Stored dataset items:
━━━━
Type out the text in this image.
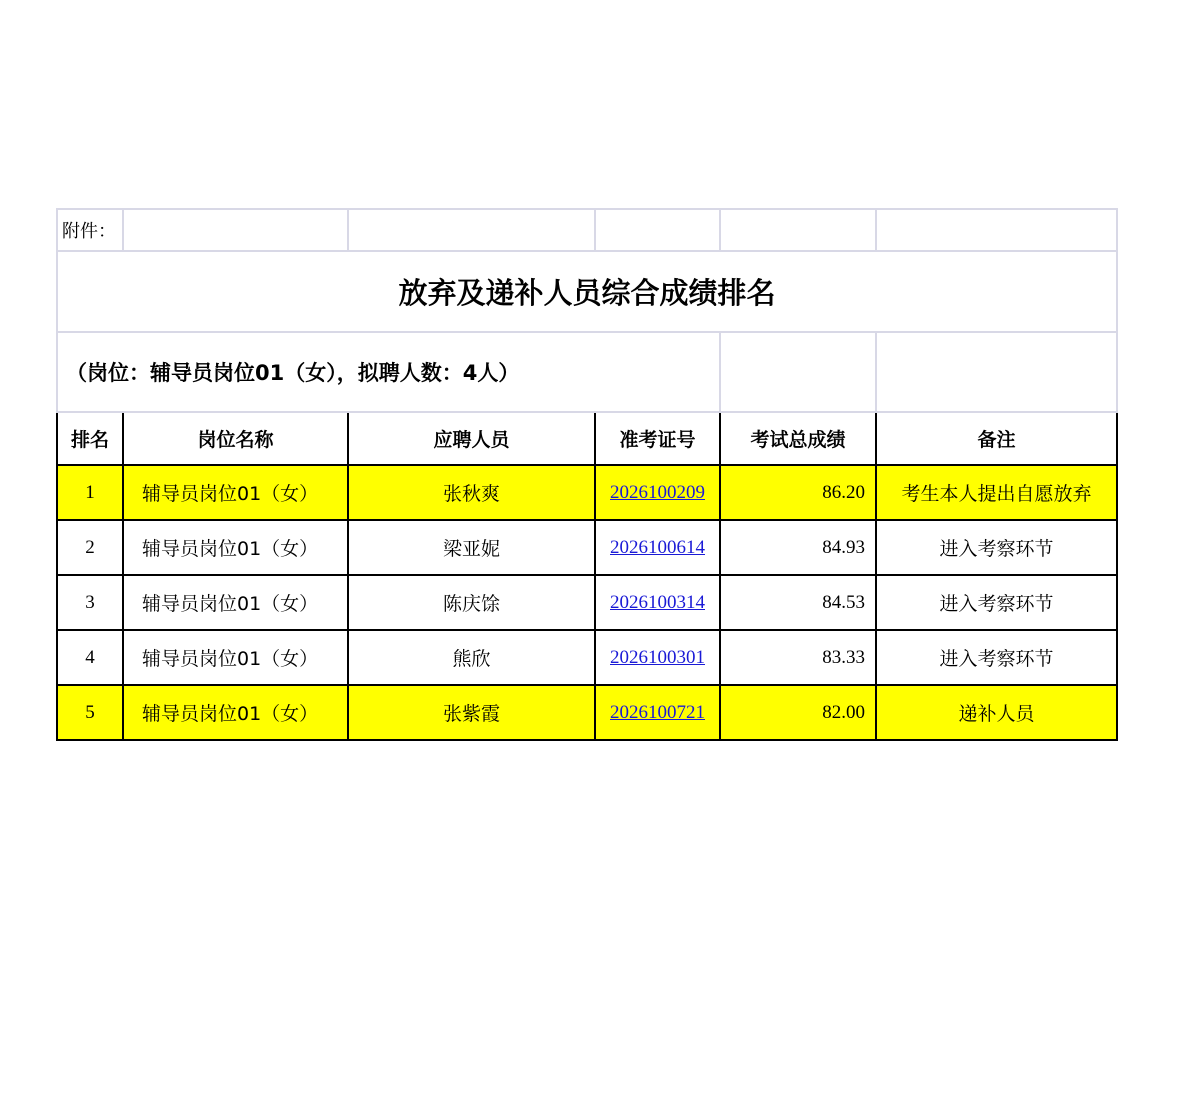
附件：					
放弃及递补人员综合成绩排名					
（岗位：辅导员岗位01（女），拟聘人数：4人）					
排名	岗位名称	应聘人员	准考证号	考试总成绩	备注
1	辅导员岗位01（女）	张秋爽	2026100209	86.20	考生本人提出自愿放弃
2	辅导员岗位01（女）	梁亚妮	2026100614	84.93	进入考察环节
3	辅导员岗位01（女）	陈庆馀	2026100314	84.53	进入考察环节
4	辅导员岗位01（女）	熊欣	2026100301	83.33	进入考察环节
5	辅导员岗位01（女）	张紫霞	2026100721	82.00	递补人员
━━━━
Problem to work on:
In the material above, find each line that contains the word "进入考察环节", and select it.

Solution to this problem:
2	辅导员岗位01（女）	梁亚妮	2026100614	84.93	进入考察环节
3	辅导员岗位01（女）	陈庆馀	2026100314	84.53	进入考察环节
4	辅导员岗位01（女）	熊欣	2026100301	83.33	进入考察环节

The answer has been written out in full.